(Text to read):
= = = =
The Royals went 10-19 in May, thanks in large part to an offense that was among the worst in the American League. The pitching staff, after a flaming hot start however, was not blameless either, as Royal hurlers have struggled for well over a month now. While overall the team's pitching numbers have been trending downward for a long time, the Royals nevertheless posted a slightly better monthly ERA in May (4.41) than they did in April (4.78).
Before looking at the May splits, it's worthwhile to take a look at the starter/bullpen breakdowns for the entire season.
There's a lot to digest there, and I didn't even include K/9 or HR data, for the sake of clarity. First, it looks like the starters are getting killed by BAA (bad defense?) because their control of the strikezone is surprisingly good, second-best in the AL in fact, behind only Oakland. The bullpen's K/BB number is also good, although only fourth best in the league, but they've also allowed fewer hits, contributing to a better ERA. Second, I'm stunned to see that the best Royal bullpen in decades has already fallen behind league average, a shocking development that does not reflect well on Trey Hillman's usage patterns, considering the number of good options he has to work with. Bullpen management is perhaps the area in which the manager has the most impact on a team's performance, and to this point, it would be hard to say that Hillman has done well there. In Hillman's defense (somewhat), the bullpen has been hit hard by the longball (18 allowed, fourth most in the league). Overall, the Royals rank 6th in strikeouts, rarefied air for a franchise that has spent most of the decade finishing somewhere between 12th and 14th, year after year.
Before we head-off to the land of individual performance (great wines there, by the way, but the roads are terrible) let's take a look at the staff numbers month by month:
|Royals in April||.276||2.15||6.41||4.78|
|Royals in May||.253||2.24||6.95||4.41|
Again, since the beginning of April was so superb, I don't think anyone would guess that actually, the pitching improved across the board in May. One final note on the overall pitching numbers: the Royals have only allowed 10 unearned runs, which is one of the lowest totals in the AL. This either means the Royals have been lucky in how they've timed their errors or that the staff has actually been a tick better than some AL staffs who have hidden lots of bad pitching behind "unearned" runs. The Twins for instance, have allowed over 30 invisible runs, at least in terms of ERA.
= = = =
In the Royals pitching text, how many unearned runs have the Royals allowed? Rely solely on the Royals pitching text above.

(Saved data entries):
= = = =
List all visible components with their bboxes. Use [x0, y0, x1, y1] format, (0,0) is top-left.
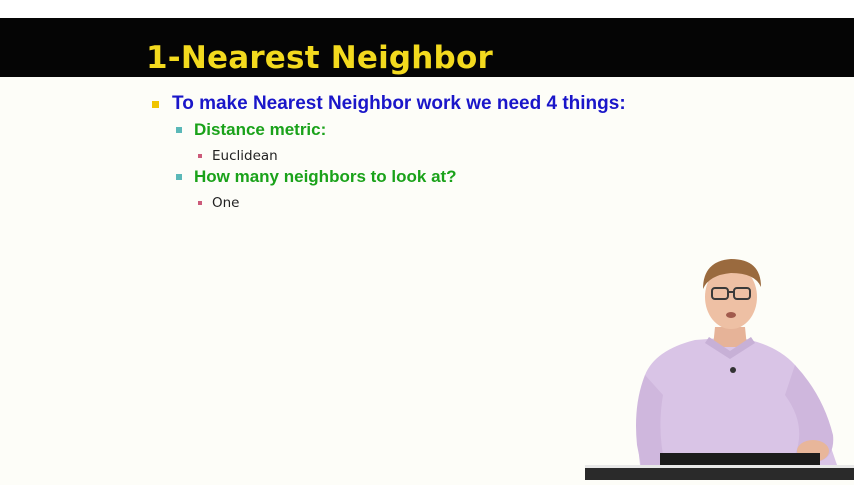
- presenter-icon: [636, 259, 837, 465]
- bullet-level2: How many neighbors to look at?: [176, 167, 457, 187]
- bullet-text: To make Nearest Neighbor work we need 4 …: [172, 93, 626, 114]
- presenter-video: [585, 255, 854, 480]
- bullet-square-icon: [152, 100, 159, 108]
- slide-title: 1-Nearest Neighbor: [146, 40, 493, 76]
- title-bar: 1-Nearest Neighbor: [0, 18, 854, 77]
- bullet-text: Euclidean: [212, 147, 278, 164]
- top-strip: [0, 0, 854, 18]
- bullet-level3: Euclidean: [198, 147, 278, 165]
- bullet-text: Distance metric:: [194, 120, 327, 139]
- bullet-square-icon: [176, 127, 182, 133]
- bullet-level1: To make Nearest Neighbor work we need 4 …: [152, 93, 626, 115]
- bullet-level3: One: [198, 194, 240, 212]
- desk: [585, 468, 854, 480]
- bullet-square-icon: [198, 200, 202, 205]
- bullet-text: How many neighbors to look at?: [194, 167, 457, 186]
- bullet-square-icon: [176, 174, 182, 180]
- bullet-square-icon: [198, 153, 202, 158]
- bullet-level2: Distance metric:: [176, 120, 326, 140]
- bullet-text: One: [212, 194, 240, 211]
= = = =
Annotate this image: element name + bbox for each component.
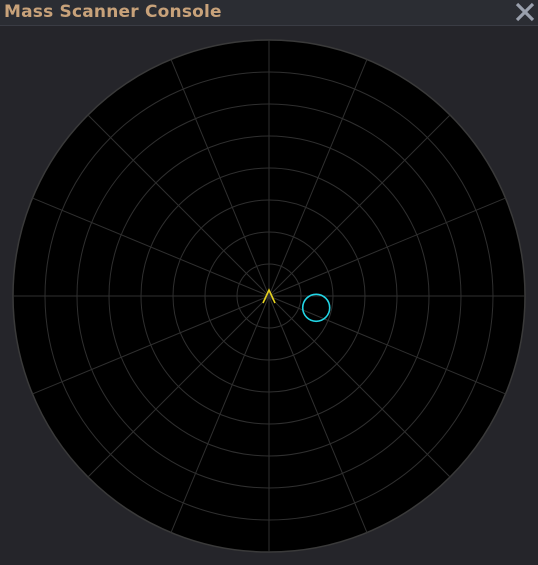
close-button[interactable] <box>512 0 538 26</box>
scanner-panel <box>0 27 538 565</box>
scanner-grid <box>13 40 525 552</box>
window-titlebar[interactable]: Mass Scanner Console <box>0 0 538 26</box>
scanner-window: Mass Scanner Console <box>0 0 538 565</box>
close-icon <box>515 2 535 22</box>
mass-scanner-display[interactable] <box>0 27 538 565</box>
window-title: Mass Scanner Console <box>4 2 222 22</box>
= = = =
(Complete answer): 10